## begin ITEMS
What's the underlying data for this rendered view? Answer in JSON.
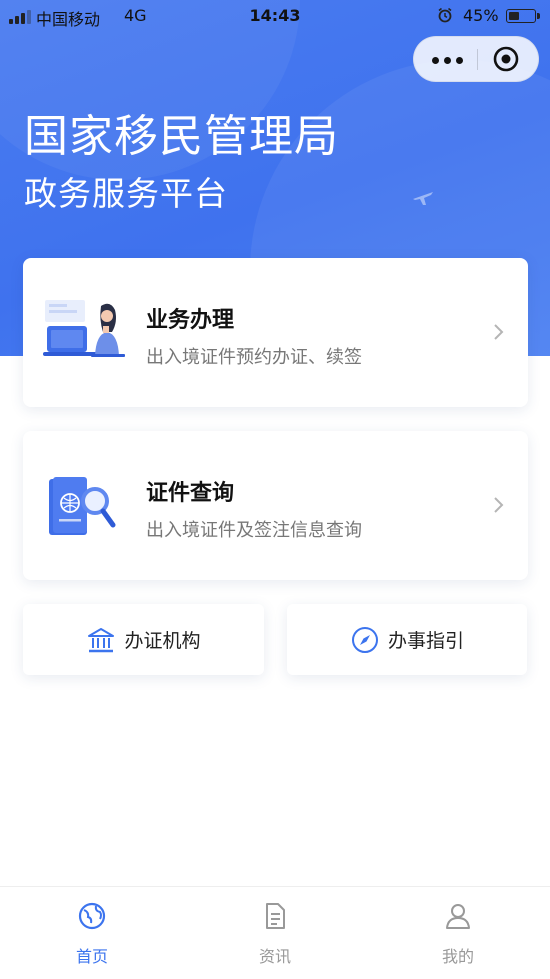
{
  "status_bar": {
    "carrier": "中国移动",
    "network": "4G",
    "time": "14:43",
    "battery_percent": "45%",
    "battery_level": 0.45
  },
  "colors": {
    "primary": "#3c74ee",
    "hero_bg": "#4a7cf0",
    "muted": "#999999"
  },
  "header": {
    "title": "国家移民管理局",
    "subtitle": "政务服务平台"
  },
  "cards": [
    {
      "title": "业务办理",
      "subtitle": "出入境证件预约办证、续签",
      "icon": "business-person-illustration"
    },
    {
      "title": "证件查询",
      "subtitle": "出入境证件及签注信息查询",
      "icon": "passport-search-illustration"
    }
  ],
  "quick_links": [
    {
      "label": "办证机构",
      "icon": "bank-icon"
    },
    {
      "label": "办事指引",
      "icon": "compass-icon"
    }
  ],
  "tabbar": [
    {
      "label": "首页",
      "icon": "globe-icon",
      "active": true
    },
    {
      "label": "资讯",
      "icon": "document-icon",
      "active": false
    },
    {
      "label": "我的",
      "icon": "user-icon",
      "active": false
    }
  ]
}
## end ITEMS
**WHAT NEEDS TO BE DONE**
Leaving all pictures aside, quote each record exactly.

**SOLUTION FOR THIS EXERCISE**
What's the underlying data for this rendered view? Answer in JSON.
{
  "status_bar": {
    "carrier": "中国移动",
    "network": "4G",
    "time": "14:43",
    "battery_percent": "45%",
    "battery_level": 0.45
  },
  "colors": {
    "primary": "#3c74ee",
    "hero_bg": "#4a7cf0",
    "muted": "#999999"
  },
  "header": {
    "title": "国家移民管理局",
    "subtitle": "政务服务平台"
  },
  "cards": [
    {
      "title": "业务办理",
      "subtitle": "出入境证件预约办证、续签",
      "icon": "business-person-illustration"
    },
    {
      "title": "证件查询",
      "subtitle": "出入境证件及签注信息查询",
      "icon": "passport-search-illustration"
    }
  ],
  "quick_links": [
    {
      "label": "办证机构",
      "icon": "bank-icon"
    },
    {
      "label": "办事指引",
      "icon": "compass-icon"
    }
  ],
  "tabbar": [
    {
      "label": "首页",
      "icon": "globe-icon",
      "active": true
    },
    {
      "label": "资讯",
      "icon": "document-icon",
      "active": false
    },
    {
      "label": "我的",
      "icon": "user-icon",
      "active": false
    }
  ]
}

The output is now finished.